**Records supplied**
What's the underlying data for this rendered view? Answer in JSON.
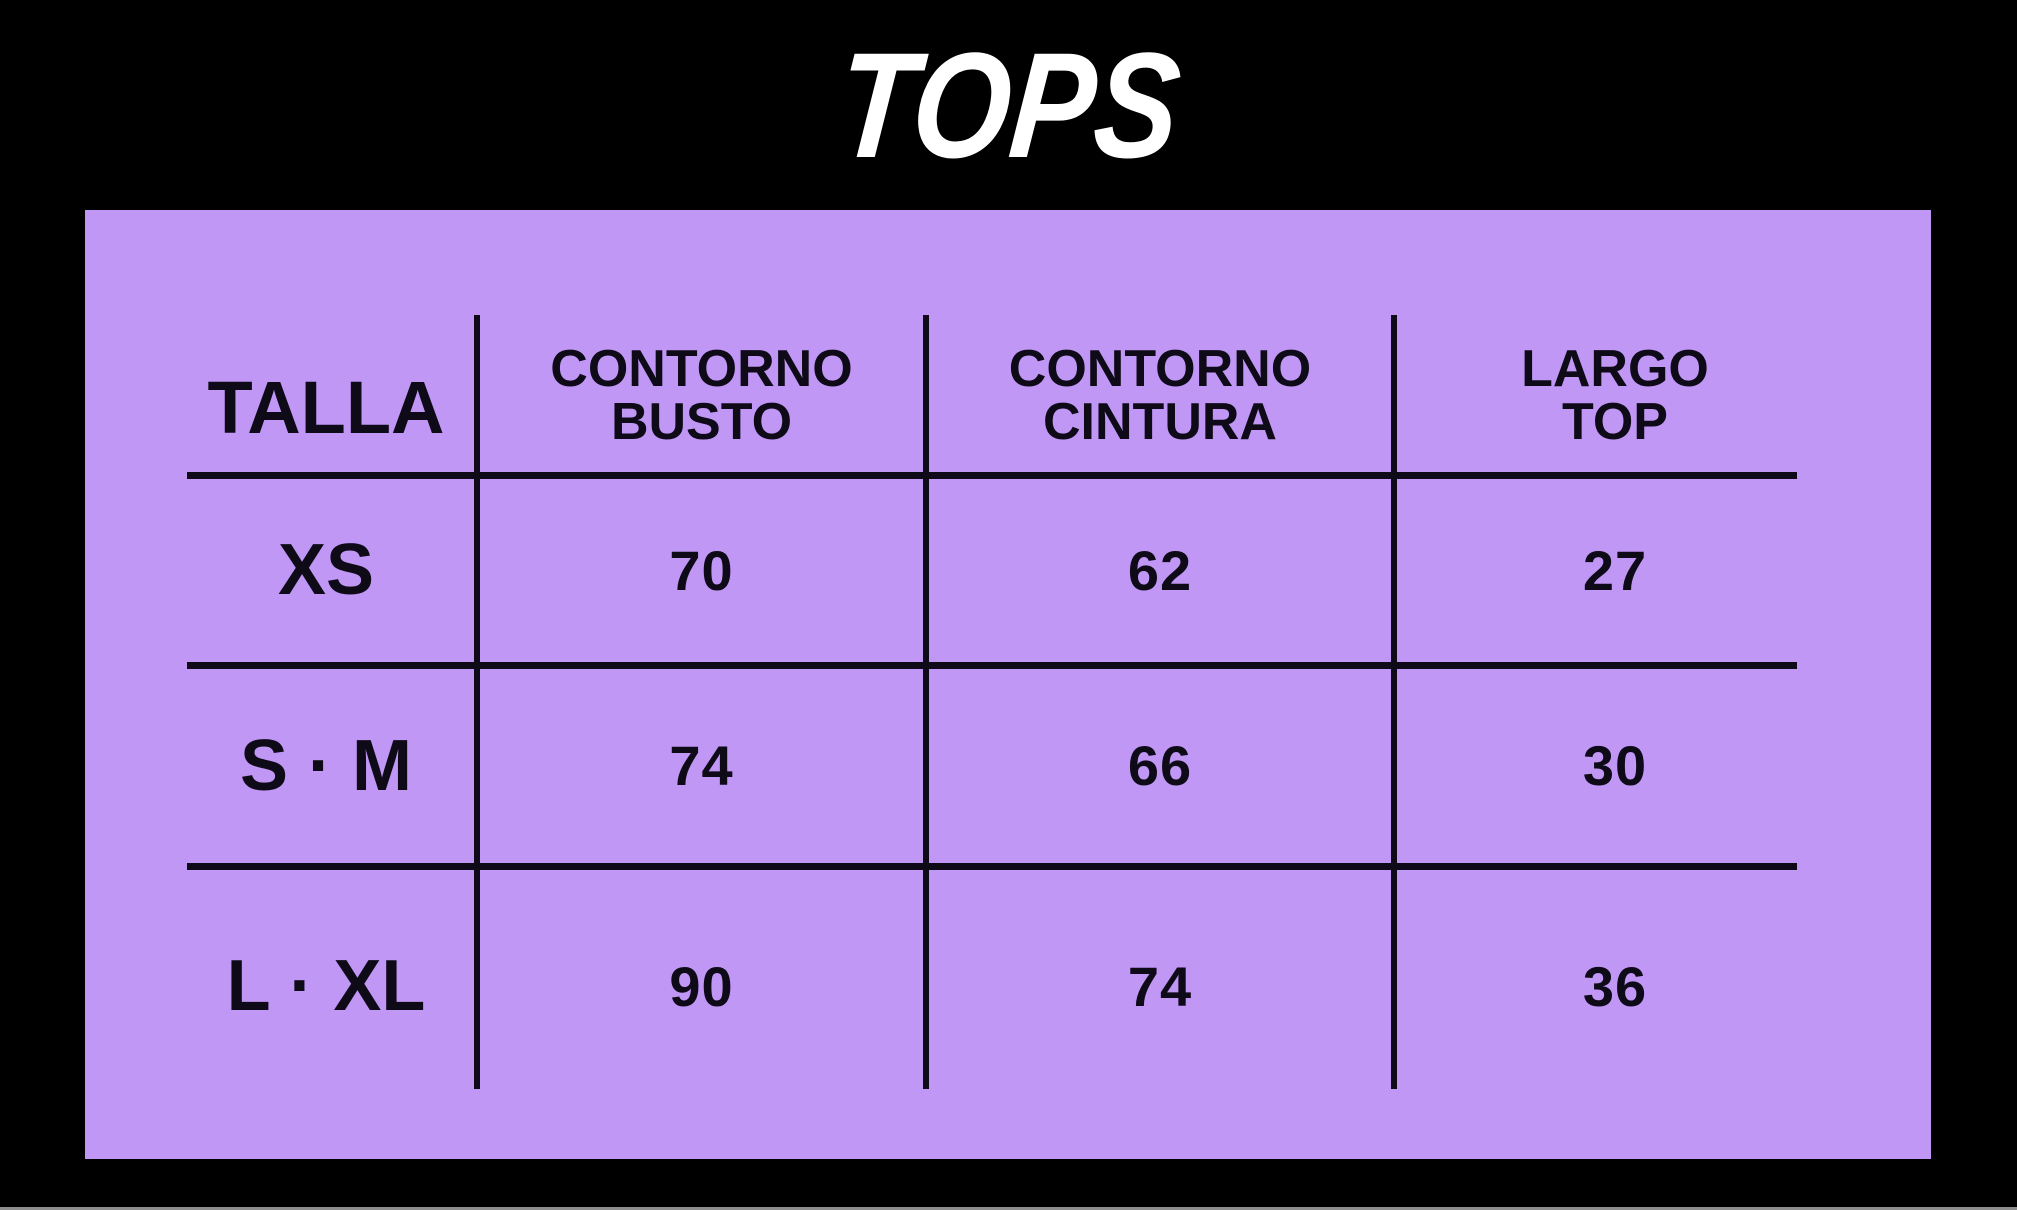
{
  "page": {
    "title": "TOPS"
  },
  "colors": {
    "background": "#000000",
    "panel": "#C197F5",
    "ink": "#0E0A18",
    "title_text": "#FFFFFF"
  },
  "table": {
    "headers": [
      {
        "lines": [
          "TALLA"
        ]
      },
      {
        "lines": [
          "CONTORNO",
          "BUSTO"
        ]
      },
      {
        "lines": [
          "CONTORNO",
          "CINTURA"
        ]
      },
      {
        "lines": [
          "LARGO",
          "TOP"
        ]
      }
    ],
    "rows": [
      {
        "size": "XS",
        "busto": "70",
        "cintura": "62",
        "largo": "27"
      },
      {
        "size": "S · M",
        "busto": "74",
        "cintura": "66",
        "largo": "30"
      },
      {
        "size": "L · XL",
        "busto": "90",
        "cintura": "74",
        "largo": "36"
      }
    ]
  },
  "chart_data": {
    "type": "table",
    "title": "TOPS",
    "columns": [
      "TALLA",
      "CONTORNO BUSTO",
      "CONTORNO CINTURA",
      "LARGO TOP"
    ],
    "rows": [
      [
        "XS",
        70,
        62,
        27
      ],
      [
        "S - M",
        74,
        66,
        30
      ],
      [
        "L - XL",
        90,
        74,
        36
      ]
    ],
    "layout_hints": {
      "grid": "open dividers, 3 vertical and 3 horizontal rules",
      "panel_background": "#C197F5",
      "page_background": "#000000"
    }
  }
}
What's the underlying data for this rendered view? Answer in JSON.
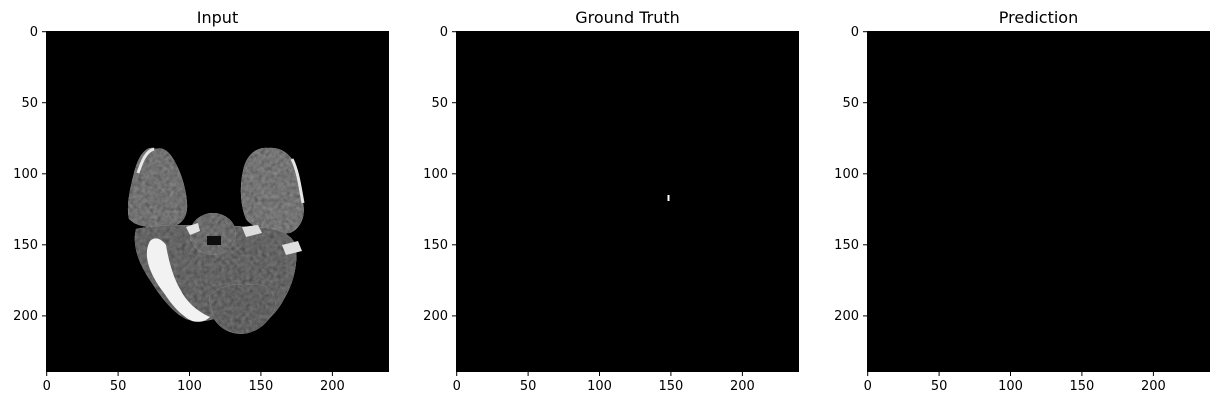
{
  "figure": {
    "background": "#ffffff",
    "image_size": [
      240,
      240
    ],
    "panels": [
      {
        "id": "input",
        "title": "Input",
        "content": "brain-mri-slice",
        "ticks": {
          "x": [
            "0",
            "50",
            "100",
            "150",
            "200"
          ],
          "y": [
            "0",
            "50",
            "100",
            "150",
            "200"
          ]
        }
      },
      {
        "id": "ground-truth",
        "title": "Ground Truth",
        "content": "mask",
        "mask_pixels": [
          [
            149,
            116
          ],
          [
            149,
            117
          ]
        ],
        "ticks": {
          "x": [
            "0",
            "50",
            "100",
            "150",
            "200"
          ],
          "y": [
            "0",
            "50",
            "100",
            "150",
            "200"
          ]
        }
      },
      {
        "id": "prediction",
        "title": "Prediction",
        "content": "empty-mask",
        "ticks": {
          "x": [
            "0",
            "50",
            "100",
            "150",
            "200"
          ],
          "y": [
            "0",
            "50",
            "100",
            "150",
            "200"
          ]
        }
      }
    ]
  }
}
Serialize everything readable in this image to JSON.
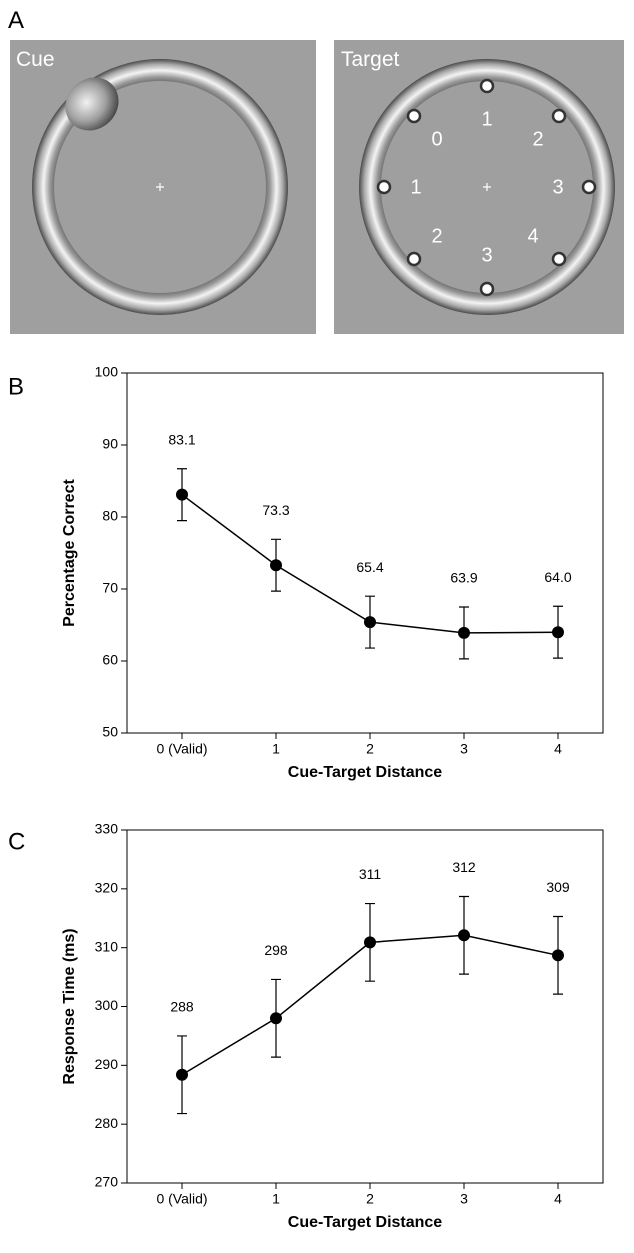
{
  "stimulus": {
    "panel_label": "A",
    "cue_label": "Cue",
    "target_label": "Target",
    "target_numbers": [
      "0",
      "1",
      "2",
      "1",
      "3",
      "2",
      "3",
      "4"
    ]
  },
  "chart_data": [
    {
      "type": "line",
      "panel_label": "B",
      "y_label": "Percentage Correct",
      "x_label": "Cue-Target Distance",
      "categories": [
        "0 (Valid)",
        "1",
        "2",
        "3",
        "4"
      ],
      "values": [
        83.1,
        73.3,
        65.4,
        63.9,
        64.0
      ],
      "value_labels": [
        "83.1",
        "73.3",
        "65.4",
        "63.9",
        "64.0"
      ],
      "errors": [
        3.6,
        3.6,
        3.6,
        3.6,
        3.6
      ],
      "color": "#000000",
      "ylim": [
        50,
        100
      ],
      "yticks": [
        50,
        60,
        70,
        80,
        90,
        100
      ]
    },
    {
      "type": "line",
      "panel_label": "C",
      "y_label": "Response Time (ms)",
      "x_label": "Cue-Target Distance",
      "categories": [
        "0 (Valid)",
        "1",
        "2",
        "3",
        "4"
      ],
      "values": [
        288.4,
        298.0,
        310.9,
        312.1,
        308.7
      ],
      "value_labels": [
        "288",
        "298",
        "311",
        "312",
        "309"
      ],
      "errors": [
        6.6,
        6.6,
        6.6,
        6.6,
        6.6
      ],
      "color": "#000000",
      "ylim": [
        270,
        330
      ],
      "yticks": [
        270,
        280,
        290,
        300,
        310,
        320,
        330
      ]
    }
  ]
}
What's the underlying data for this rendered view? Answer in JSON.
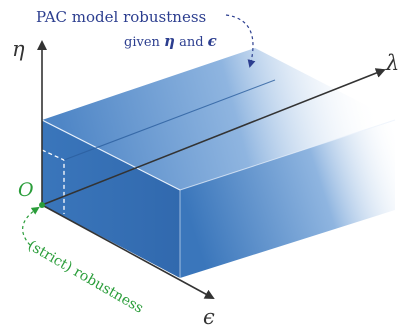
{
  "annotations": {
    "pac_title": "PAC model robustness",
    "pac_subtitle_pre": "given ",
    "pac_eta": "η",
    "pac_and": " and ",
    "pac_epsilon": "ϵ",
    "strict_robustness": "(strict) robustness"
  },
  "axes": {
    "eta": "η",
    "lambda": "λ",
    "epsilon": "ϵ",
    "origin": "O"
  },
  "colors": {
    "box_blue": "#3d78bd",
    "box_top": "#5a90cc",
    "box_side": "#2f67aa",
    "pac_label": "#2c3e8f",
    "strict_label": "#2a9d3a",
    "axis": "#333333"
  }
}
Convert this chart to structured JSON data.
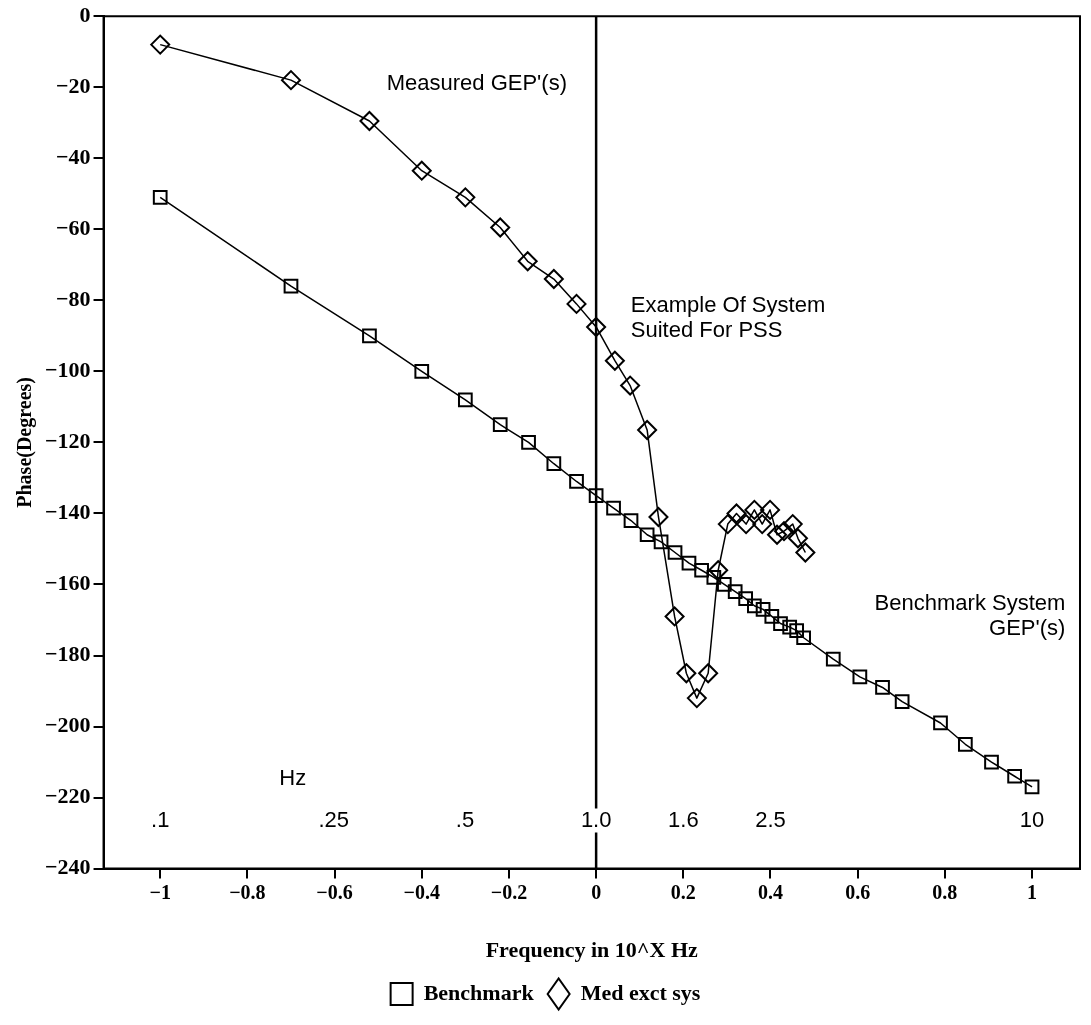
{
  "chart_data": {
    "type": "line",
    "xlabel": "Frequency in 10^X Hz",
    "ylabel": "Phase(Degrees)",
    "xlim": [
      -1.13,
      1.11
    ],
    "xticks": [
      -1,
      -0.8,
      -0.6,
      -0.4,
      -0.2,
      0,
      0.2,
      0.4,
      0.6,
      0.8,
      1
    ],
    "ylim": [
      -240,
      0
    ],
    "yticks": [
      0,
      -20,
      -40,
      -60,
      -80,
      -100,
      -120,
      -140,
      -160,
      -180,
      -200,
      -220,
      -240
    ],
    "grid": false,
    "legend": "bottom",
    "line_style": "solid",
    "ref_lines": [
      {
        "axis": "x",
        "value": 0,
        "color": "#000000"
      }
    ],
    "series": [
      {
        "name": "Benchmark",
        "color": "#000000",
        "marker": "square",
        "x": [
          -1,
          -0.7,
          -0.52,
          -0.4,
          -0.3,
          -0.22,
          -0.155,
          -0.097,
          -0.045,
          0,
          0.04,
          0.08,
          0.117,
          0.149,
          0.181,
          0.213,
          0.242,
          0.27,
          0.294,
          0.319,
          0.343,
          0.363,
          0.383,
          0.403,
          0.423,
          0.444,
          0.46,
          0.476,
          0.544,
          0.605,
          0.657,
          0.702,
          0.79,
          0.847,
          0.907,
          0.96,
          1
        ],
        "values": [
          -51,
          -76,
          -90,
          -100,
          -108,
          -115,
          -120,
          -126,
          -131,
          -135,
          -138.5,
          -142,
          -146,
          -148,
          -151,
          -154,
          -156,
          -158,
          -160,
          -162,
          -164,
          -166,
          -167,
          -169,
          -171,
          -172,
          -173,
          -175,
          -181,
          -186,
          -189,
          -193,
          -199,
          -205,
          -210,
          -214,
          -217
        ]
      },
      {
        "name": "Med exct sys",
        "color": "#000000",
        "marker": "diamond",
        "x": [
          -1,
          -0.7,
          -0.52,
          -0.4,
          -0.3,
          -0.22,
          -0.157,
          -0.097,
          -0.045,
          0,
          0.043,
          0.078,
          0.117,
          0.143,
          0.18,
          0.207,
          0.231,
          0.257,
          0.28,
          0.302,
          0.322,
          0.344,
          0.363,
          0.381,
          0.399,
          0.415,
          0.431,
          0.451,
          0.463,
          0.48
        ],
        "values": [
          -8,
          -18,
          -29.5,
          -43.5,
          -51,
          -59.5,
          -69,
          -74,
          -81,
          -87.5,
          -97,
          -104,
          -116.5,
          -141,
          -169,
          -185,
          -192,
          -185,
          -156,
          -143,
          -140,
          -143,
          -139,
          -143,
          -139,
          -146,
          -145,
          -143,
          -147,
          -151
        ]
      }
    ],
    "log": "x2",
    "x2label": "Hz",
    "x2lim": [
      0.0741,
      12.88
    ],
    "x2ticks": [
      {
        "value": 0.1,
        "label": ".1"
      },
      {
        "value": 0.25,
        "label": ".25"
      },
      {
        "value": 0.5,
        "label": ".5"
      },
      {
        "value": 1,
        "label": "1.0"
      },
      {
        "value": 1.585,
        "label": "1.6"
      },
      {
        "value": 2.512,
        "label": "2.5"
      },
      10
    ],
    "annotations": [
      "Measured GEP'(s)",
      "Example Of System\nSuited For PSS",
      "Benchmark System\nGEP'(s)"
    ]
  }
}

**Problem requirements**
Of the lines above, how many contain the word "type"? Provide the number and nothing else.

**The response**
4